Extract the lines that carry the string "close" from the listing.

Given records =
______________________________

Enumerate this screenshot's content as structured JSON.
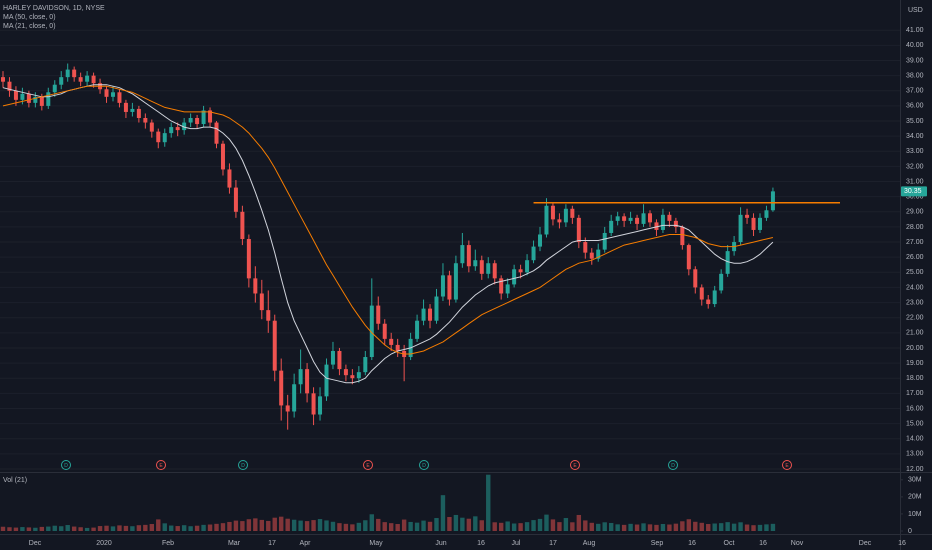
{
  "chart_data": {
    "type": "candlestick",
    "title": "HARLEY DAVIDSON, 1D, NYSE",
    "currency": "USD",
    "indicators": [
      "MA (50, close, 0)",
      "MA (21, close, 0)"
    ],
    "volume_title": "Vol (21)",
    "up_color": "#26a69a",
    "down_color": "#ef5350",
    "x_labels": [
      "Dec",
      "2020",
      "Feb",
      "Mar",
      "17",
      "Apr",
      "May",
      "Jun",
      "16",
      "Jul",
      "17",
      "Aug",
      "Sep",
      "16",
      "Oct",
      "16",
      "Nov",
      "Dec",
      "16"
    ],
    "events": [
      "D",
      "E",
      "D",
      "E",
      "D",
      "E",
      "D",
      "E"
    ],
    "ylim": [
      11.8,
      43
    ],
    "yticks": [
      {
        "value": 12,
        "label": "12.00"
      },
      {
        "value": 13,
        "label": "13.00"
      },
      {
        "value": 14,
        "label": "14.00"
      },
      {
        "value": 15,
        "label": "15.00"
      },
      {
        "value": 16,
        "label": "16.00"
      },
      {
        "value": 17,
        "label": "17.00"
      },
      {
        "value": 18,
        "label": "18.00"
      },
      {
        "value": 19,
        "label": "19.00"
      },
      {
        "value": 20,
        "label": "20.00"
      },
      {
        "value": 21,
        "label": "21.00"
      },
      {
        "value": 22,
        "label": "22.00"
      },
      {
        "value": 23,
        "label": "23.00"
      },
      {
        "value": 24,
        "label": "24.00"
      },
      {
        "value": 25,
        "label": "25.00"
      },
      {
        "value": 26,
        "label": "26.00"
      },
      {
        "value": 27,
        "label": "27.00"
      },
      {
        "value": 28,
        "label": "28.00"
      },
      {
        "value": 29,
        "label": "29.00"
      },
      {
        "value": 30,
        "label": "30.00"
      },
      {
        "value": 31,
        "label": "31.00"
      },
      {
        "value": 32,
        "label": "32.00"
      },
      {
        "value": 33,
        "label": "33.00"
      },
      {
        "value": 34,
        "label": "34.00"
      },
      {
        "value": 35,
        "label": "35.00"
      },
      {
        "value": 36,
        "label": "36.00"
      },
      {
        "value": 37,
        "label": "37.00"
      },
      {
        "value": 38,
        "label": "38.00"
      },
      {
        "value": 39,
        "label": "39.00"
      },
      {
        "value": 40,
        "label": "40.00"
      },
      {
        "value": 41,
        "label": "41.00"
      }
    ],
    "open": [
      37.9,
      37.6,
      37.0,
      36.4,
      36.8,
      36.2,
      36.6,
      36.0,
      36.9,
      37.4,
      37.9,
      38.4,
      37.9,
      37.6,
      38.0,
      37.5,
      37.1,
      36.6,
      36.9,
      36.2,
      35.6,
      35.8,
      35.2,
      34.9,
      34.3,
      33.6,
      34.2,
      34.6,
      34.4,
      34.9,
      35.2,
      34.8,
      35.7,
      34.9,
      33.5,
      31.8,
      30.6,
      29.0,
      27.2,
      24.6,
      23.6,
      22.5,
      21.8,
      18.5,
      16.2,
      15.8,
      17.6,
      18.6,
      17.0,
      15.6,
      16.8,
      18.9,
      19.8,
      18.6,
      18.2,
      18.0,
      18.4,
      19.4,
      22.8,
      21.6,
      20.6,
      20.2,
      19.8,
      19.4,
      20.6,
      21.8,
      22.6,
      21.8,
      23.4,
      24.8,
      23.2,
      25.6,
      26.8,
      25.4,
      25.8,
      24.9,
      25.6,
      24.6,
      23.6,
      24.2,
      25.2,
      25.0,
      25.8,
      26.7,
      27.5,
      29.4,
      28.5,
      28.3,
      29.2,
      28.6,
      27.0,
      26.3,
      25.9,
      26.5,
      27.6,
      28.4,
      28.7,
      28.4,
      28.6,
      28.2,
      28.9,
      28.3,
      27.8,
      28.8,
      28.4,
      28.0,
      26.8,
      25.2,
      24.0,
      23.2,
      22.9,
      23.8,
      24.9,
      26.4,
      27.0,
      28.8,
      28.6,
      27.8,
      28.6,
      29.1
    ],
    "high": [
      38.3,
      37.9,
      37.3,
      37.2,
      37.0,
      36.9,
      36.8,
      37.2,
      37.7,
      38.3,
      38.8,
      38.6,
      38.2,
      38.3,
      38.2,
      37.8,
      37.3,
      37.3,
      37.1,
      36.4,
      36.2,
      36.0,
      35.5,
      35.1,
      34.5,
      34.5,
      34.9,
      34.9,
      35.2,
      35.5,
      35.4,
      36.0,
      35.9,
      35.0,
      33.7,
      32.2,
      31.1,
      29.4,
      27.5,
      25.4,
      24.5,
      23.8,
      22.2,
      19.3,
      16.9,
      18.3,
      19.9,
      19.0,
      17.4,
      17.4,
      19.3,
      20.4,
      20.0,
      18.9,
      18.6,
      18.8,
      19.8,
      24.6,
      23.4,
      21.9,
      21.0,
      20.6,
      20.2,
      21.0,
      22.2,
      23.2,
      22.9,
      23.9,
      25.6,
      25.1,
      26.1,
      27.6,
      27.1,
      26.5,
      26.1,
      26.0,
      25.8,
      24.8,
      24.6,
      25.5,
      25.5,
      26.2,
      27.1,
      28.0,
      29.9,
      29.6,
      28.9,
      29.5,
      29.4,
      28.8,
      27.3,
      26.6,
      26.9,
      28.0,
      28.8,
      29.0,
      28.9,
      29.0,
      28.8,
      29.5,
      29.1,
      28.5,
      29.2,
      29.0,
      28.6,
      28.1,
      26.9,
      25.4,
      24.2,
      23.5,
      24.1,
      25.2,
      26.8,
      27.4,
      29.3,
      29.2,
      28.9,
      28.9,
      29.4,
      30.6
    ],
    "low": [
      37.2,
      36.6,
      36.0,
      36.1,
      35.9,
      35.9,
      35.7,
      35.8,
      36.6,
      37.1,
      37.6,
      37.6,
      37.3,
      37.3,
      37.2,
      36.8,
      36.2,
      36.3,
      35.9,
      35.2,
      35.3,
      34.9,
      34.5,
      33.9,
      33.2,
      33.3,
      33.9,
      34.0,
      34.1,
      34.6,
      34.5,
      34.6,
      34.6,
      33.2,
      31.4,
      30.2,
      28.6,
      26.8,
      24.0,
      23.0,
      21.9,
      21.0,
      17.8,
      15.2,
      14.6,
      15.4,
      17.0,
      16.4,
      14.9,
      15.2,
      16.5,
      18.6,
      18.2,
      17.8,
      17.6,
      17.7,
      18.2,
      19.2,
      21.2,
      20.2,
      19.8,
      19.4,
      17.8,
      19.2,
      20.4,
      21.5,
      21.3,
      21.6,
      23.1,
      22.8,
      23.0,
      25.3,
      25.0,
      25.1,
      24.5,
      24.6,
      24.2,
      23.2,
      23.3,
      24.0,
      24.6,
      24.8,
      25.6,
      26.4,
      27.3,
      28.1,
      27.9,
      28.0,
      28.2,
      26.6,
      25.9,
      25.5,
      25.7,
      26.3,
      27.4,
      28.1,
      28.0,
      28.2,
      27.8,
      28.0,
      28.0,
      27.4,
      27.6,
      28.0,
      27.6,
      26.5,
      24.8,
      23.6,
      22.8,
      22.6,
      22.7,
      23.6,
      24.7,
      26.1,
      26.8,
      28.2,
      27.4,
      27.6,
      28.4,
      29.0
    ],
    "close": [
      37.6,
      37.0,
      36.4,
      36.8,
      36.2,
      36.6,
      36.0,
      36.9,
      37.4,
      37.9,
      38.4,
      37.9,
      37.6,
      38.0,
      37.5,
      37.1,
      36.6,
      36.9,
      36.2,
      35.6,
      35.8,
      35.2,
      34.9,
      34.3,
      33.6,
      34.2,
      34.6,
      34.4,
      34.9,
      35.2,
      34.8,
      35.7,
      34.9,
      33.5,
      31.8,
      30.6,
      29.0,
      27.2,
      24.6,
      23.6,
      22.5,
      21.8,
      18.5,
      16.2,
      15.8,
      17.6,
      18.6,
      17.0,
      15.6,
      16.8,
      18.9,
      19.8,
      18.6,
      18.2,
      18.0,
      18.4,
      19.4,
      22.8,
      21.6,
      20.6,
      20.2,
      19.8,
      19.4,
      20.6,
      21.8,
      22.6,
      21.8,
      23.4,
      24.8,
      23.2,
      25.6,
      26.8,
      25.4,
      25.8,
      24.9,
      25.6,
      24.6,
      23.6,
      24.2,
      25.2,
      25.0,
      25.8,
      26.7,
      27.5,
      29.4,
      28.5,
      28.3,
      29.2,
      28.6,
      27.0,
      26.3,
      25.9,
      26.5,
      27.6,
      28.4,
      28.7,
      28.4,
      28.6,
      28.2,
      28.9,
      28.3,
      27.8,
      28.8,
      28.4,
      28.0,
      26.8,
      25.2,
      24.0,
      23.2,
      22.9,
      23.8,
      24.9,
      26.4,
      27.0,
      28.8,
      28.6,
      27.8,
      28.6,
      29.1,
      30.35
    ],
    "last_price_label": "30.35",
    "ma": [
      {
        "name": "MA (21, close, 0)",
        "color": "#d1d4dc",
        "values": [
          37.2,
          37.1,
          37.0,
          36.9,
          36.8,
          36.7,
          36.6,
          36.6,
          36.7,
          36.8,
          37.0,
          37.1,
          37.2,
          37.3,
          37.4,
          37.4,
          37.4,
          37.3,
          37.2,
          37.0,
          36.8,
          36.5,
          36.2,
          35.9,
          35.6,
          35.3,
          35.0,
          34.8,
          34.6,
          34.5,
          34.5,
          34.6,
          34.6,
          34.5,
          34.2,
          33.8,
          33.2,
          32.4,
          31.4,
          30.3,
          29.1,
          27.8,
          26.3,
          24.6,
          23.0,
          21.8,
          20.9,
          20.0,
          19.1,
          18.4,
          18.0,
          17.9,
          17.8,
          17.7,
          17.7,
          17.8,
          18.0,
          18.5,
          18.9,
          19.3,
          19.6,
          19.8,
          19.9,
          20.0,
          20.2,
          20.4,
          20.6,
          20.9,
          21.3,
          21.7,
          22.2,
          22.7,
          23.1,
          23.5,
          23.8,
          24.1,
          24.3,
          24.4,
          24.5,
          24.6,
          24.7,
          24.9,
          25.1,
          25.4,
          25.8,
          26.1,
          26.4,
          26.7,
          27.0,
          27.1,
          27.1,
          27.1,
          27.1,
          27.2,
          27.3,
          27.4,
          27.5,
          27.6,
          27.7,
          27.8,
          27.9,
          28.0,
          28.1,
          28.1,
          28.1,
          28.0,
          27.8,
          27.4,
          27.0,
          26.6,
          26.2,
          25.9,
          25.7,
          25.6,
          25.6,
          25.7,
          25.9,
          26.2,
          26.6,
          27.0
        ]
      },
      {
        "name": "MA (50, close, 0)",
        "color": "#f57c00",
        "values": [
          36.0,
          36.1,
          36.2,
          36.3,
          36.4,
          36.5,
          36.6,
          36.7,
          36.8,
          36.9,
          37.0,
          37.1,
          37.2,
          37.3,
          37.3,
          37.3,
          37.3,
          37.2,
          37.1,
          37.0,
          36.9,
          36.7,
          36.5,
          36.3,
          36.1,
          35.9,
          35.8,
          35.7,
          35.6,
          35.6,
          35.6,
          35.6,
          35.6,
          35.5,
          35.4,
          35.2,
          34.9,
          34.6,
          34.2,
          33.7,
          33.2,
          32.6,
          31.9,
          31.1,
          30.3,
          29.5,
          28.7,
          27.9,
          27.1,
          26.3,
          25.5,
          24.8,
          24.1,
          23.4,
          22.7,
          22.1,
          21.5,
          21.0,
          20.6,
          20.2,
          19.9,
          19.7,
          19.6,
          19.6,
          19.7,
          19.8,
          20.0,
          20.2,
          20.4,
          20.7,
          21.0,
          21.3,
          21.6,
          21.9,
          22.2,
          22.4,
          22.6,
          22.8,
          23.0,
          23.2,
          23.4,
          23.6,
          23.8,
          24.0,
          24.3,
          24.6,
          24.9,
          25.2,
          25.4,
          25.6,
          25.7,
          25.8,
          26.0,
          26.2,
          26.4,
          26.6,
          26.8,
          26.9,
          27.0,
          27.1,
          27.2,
          27.3,
          27.4,
          27.5,
          27.5,
          27.5,
          27.4,
          27.3,
          27.1,
          26.9,
          26.8,
          26.7,
          26.7,
          26.7,
          26.8,
          26.9,
          27.0,
          27.1,
          27.2,
          27.3
        ]
      }
    ],
    "resistance": {
      "value": 29.6,
      "color": "#f57c00"
    },
    "volume": [
      2500000,
      2200000,
      2000000,
      2300000,
      2100000,
      1900000,
      2400000,
      2600000,
      3100000,
      2800000,
      3500000,
      2600000,
      2200000,
      1800000,
      2000000,
      2900000,
      3100000,
      2700000,
      3300000,
      3000000,
      2800000,
      3400000,
      3600000,
      4100000,
      6800000,
      4500000,
      3200000,
      2900000,
      3400000,
      2800000,
      3100000,
      3600000,
      3800000,
      4200000,
      4600000,
      5300000,
      6100000,
      5800000,
      6900000,
      7400000,
      6500000,
      5900000,
      7800000,
      8400000,
      7200000,
      6600000,
      6100000,
      5800000,
      6400000,
      7000000,
      6200000,
      5400000,
      4600000,
      4200000,
      3900000,
      4800000,
      6300000,
      9800000,
      7100000,
      5200000,
      4600000,
      4100000,
      6700000,
      5300000,
      4900000,
      6100000,
      5400000,
      7600000,
      21000000,
      8200000,
      9400000,
      7800000,
      7200000,
      8600000,
      6300000,
      33000000,
      5100000,
      4800000,
      5600000,
      4400000,
      4600000,
      5200000,
      6400000,
      7100000,
      9600000,
      6800000,
      5200000,
      7600000,
      5100000,
      9400000,
      6200000,
      4800000,
      4200000,
      5100000,
      4700000,
      3900000,
      3600000,
      4200000,
      3800000,
      4500000,
      3900000,
      3600000,
      4100000,
      3800000,
      4300000,
      5700000,
      6900000,
      5400000,
      4800000,
      4100000,
      4400000,
      4600000,
      5200000,
      4300000,
      5100000,
      3800000,
      3400000,
      3600000,
      3900000,
      4200000
    ],
    "vlim": [
      0,
      34000000
    ],
    "vticks": [
      0,
      {
        "value": 10000000,
        "label": "10M"
      },
      {
        "value": 20000000,
        "label": "20M"
      },
      {
        "value": 30000000,
        "label": "30M"
      }
    ]
  }
}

______________________________

Solved problem =
      "MA (50, close, 0)",
      "MA (21, close, 0)"
    "close": [
        "name": "MA (21, close, 0)",
        "name": "MA (50, close, 0)",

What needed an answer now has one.